◆ **RAW RECORDS**
|---|
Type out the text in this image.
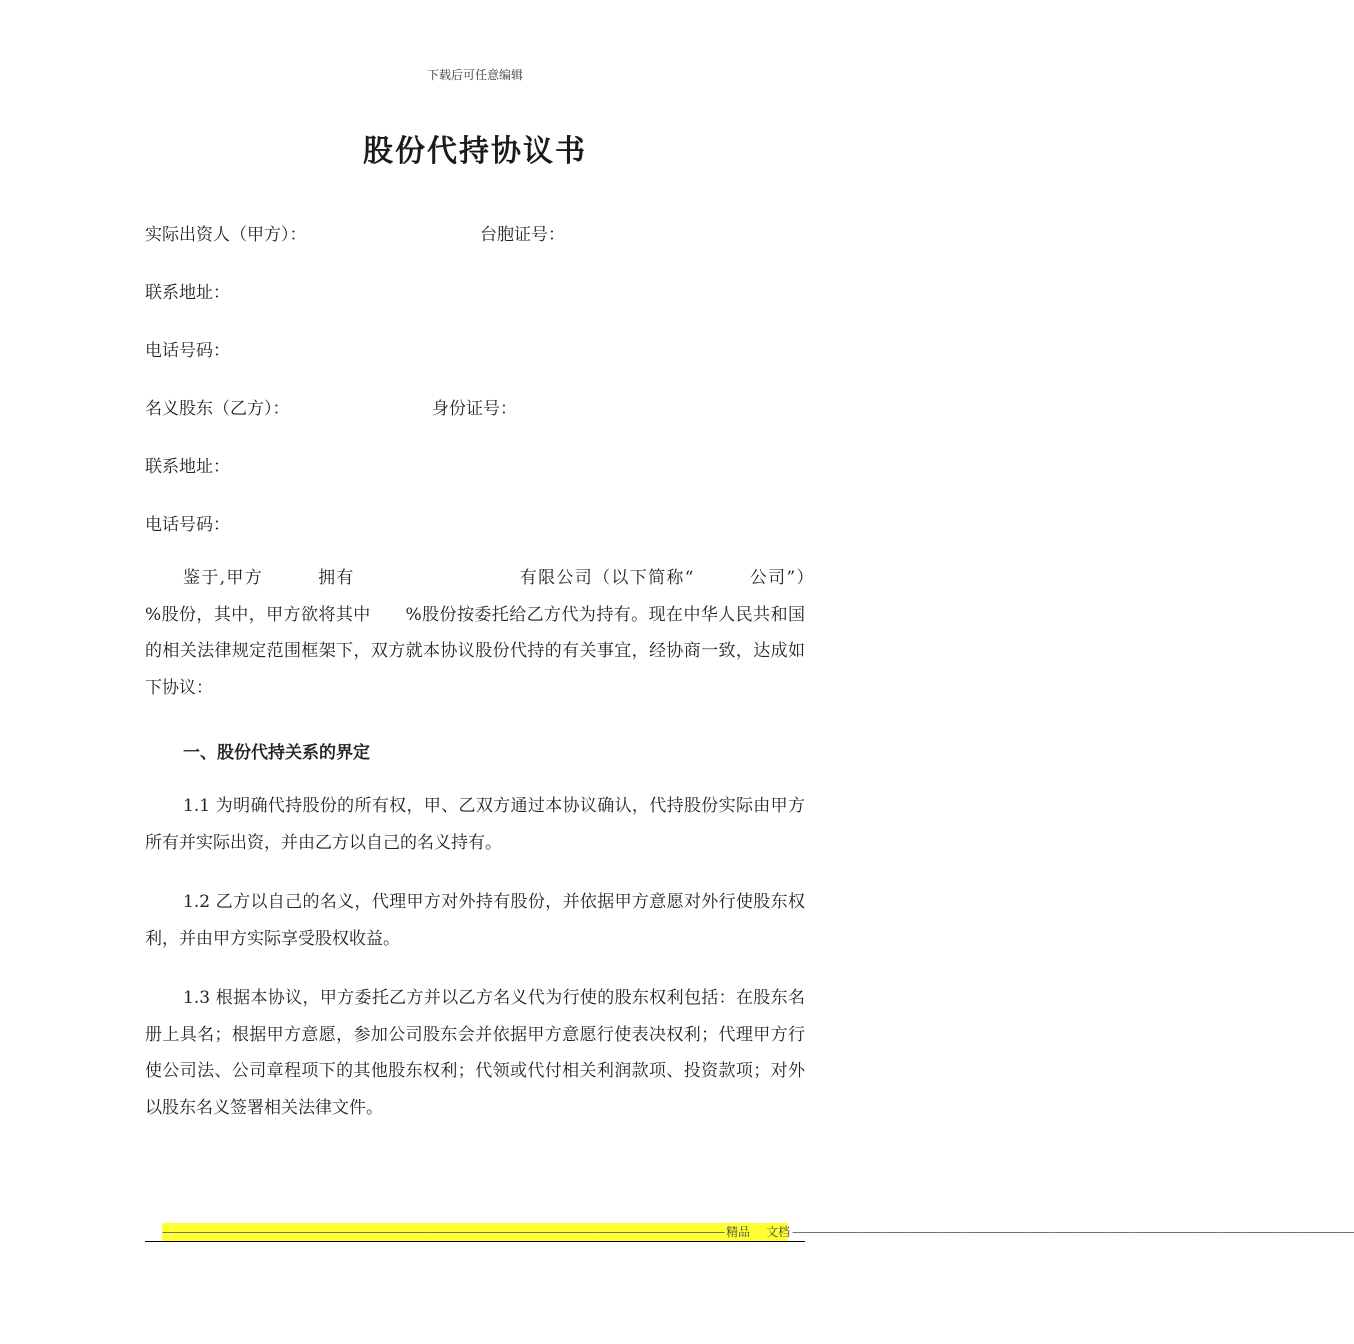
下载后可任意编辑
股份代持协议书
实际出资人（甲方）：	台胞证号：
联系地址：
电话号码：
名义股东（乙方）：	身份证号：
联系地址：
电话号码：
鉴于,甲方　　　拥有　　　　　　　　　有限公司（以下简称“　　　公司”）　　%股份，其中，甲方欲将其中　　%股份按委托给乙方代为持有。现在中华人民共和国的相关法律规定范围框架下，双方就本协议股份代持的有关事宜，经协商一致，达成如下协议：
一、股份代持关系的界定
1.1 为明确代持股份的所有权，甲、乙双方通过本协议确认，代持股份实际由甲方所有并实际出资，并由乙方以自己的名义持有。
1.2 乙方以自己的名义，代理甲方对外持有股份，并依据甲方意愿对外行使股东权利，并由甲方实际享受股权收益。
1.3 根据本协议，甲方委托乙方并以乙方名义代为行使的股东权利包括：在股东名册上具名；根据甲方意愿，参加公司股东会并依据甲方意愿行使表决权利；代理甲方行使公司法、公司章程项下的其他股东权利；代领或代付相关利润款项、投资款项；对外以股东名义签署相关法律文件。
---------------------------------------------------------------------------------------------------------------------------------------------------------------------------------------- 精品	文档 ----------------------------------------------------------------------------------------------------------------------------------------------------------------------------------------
|---|
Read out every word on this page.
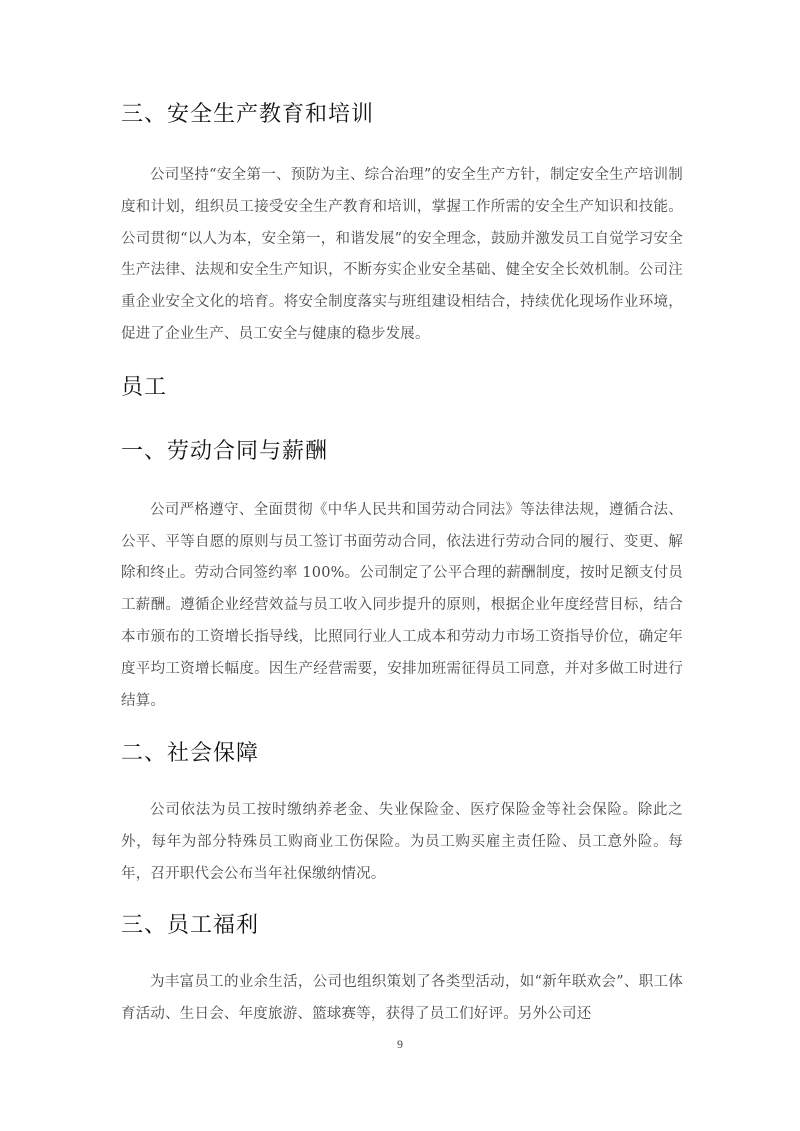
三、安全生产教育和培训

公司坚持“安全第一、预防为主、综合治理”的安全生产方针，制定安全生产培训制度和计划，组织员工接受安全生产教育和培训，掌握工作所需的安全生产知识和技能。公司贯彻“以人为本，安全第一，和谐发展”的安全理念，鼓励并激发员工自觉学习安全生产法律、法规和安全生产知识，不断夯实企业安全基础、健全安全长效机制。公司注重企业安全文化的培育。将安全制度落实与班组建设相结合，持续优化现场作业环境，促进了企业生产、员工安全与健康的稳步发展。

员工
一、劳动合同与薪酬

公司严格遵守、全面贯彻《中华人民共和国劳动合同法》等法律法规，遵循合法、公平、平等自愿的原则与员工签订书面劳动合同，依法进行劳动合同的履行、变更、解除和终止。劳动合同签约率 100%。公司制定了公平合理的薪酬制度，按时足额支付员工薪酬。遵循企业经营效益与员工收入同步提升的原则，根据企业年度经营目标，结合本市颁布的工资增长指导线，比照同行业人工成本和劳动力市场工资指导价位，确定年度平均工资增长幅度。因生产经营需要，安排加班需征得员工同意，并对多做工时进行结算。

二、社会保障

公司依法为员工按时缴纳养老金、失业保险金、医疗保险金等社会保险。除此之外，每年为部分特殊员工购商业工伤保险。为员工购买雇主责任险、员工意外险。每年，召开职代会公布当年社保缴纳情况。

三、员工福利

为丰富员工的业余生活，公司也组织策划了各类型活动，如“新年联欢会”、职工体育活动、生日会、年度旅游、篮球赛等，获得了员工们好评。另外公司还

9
|---|
◆ **DIRECTION**
Using the data above, copy each line that contains "this".

◆ **REPLY**
Type out the text in this image.
Read out every word on this page.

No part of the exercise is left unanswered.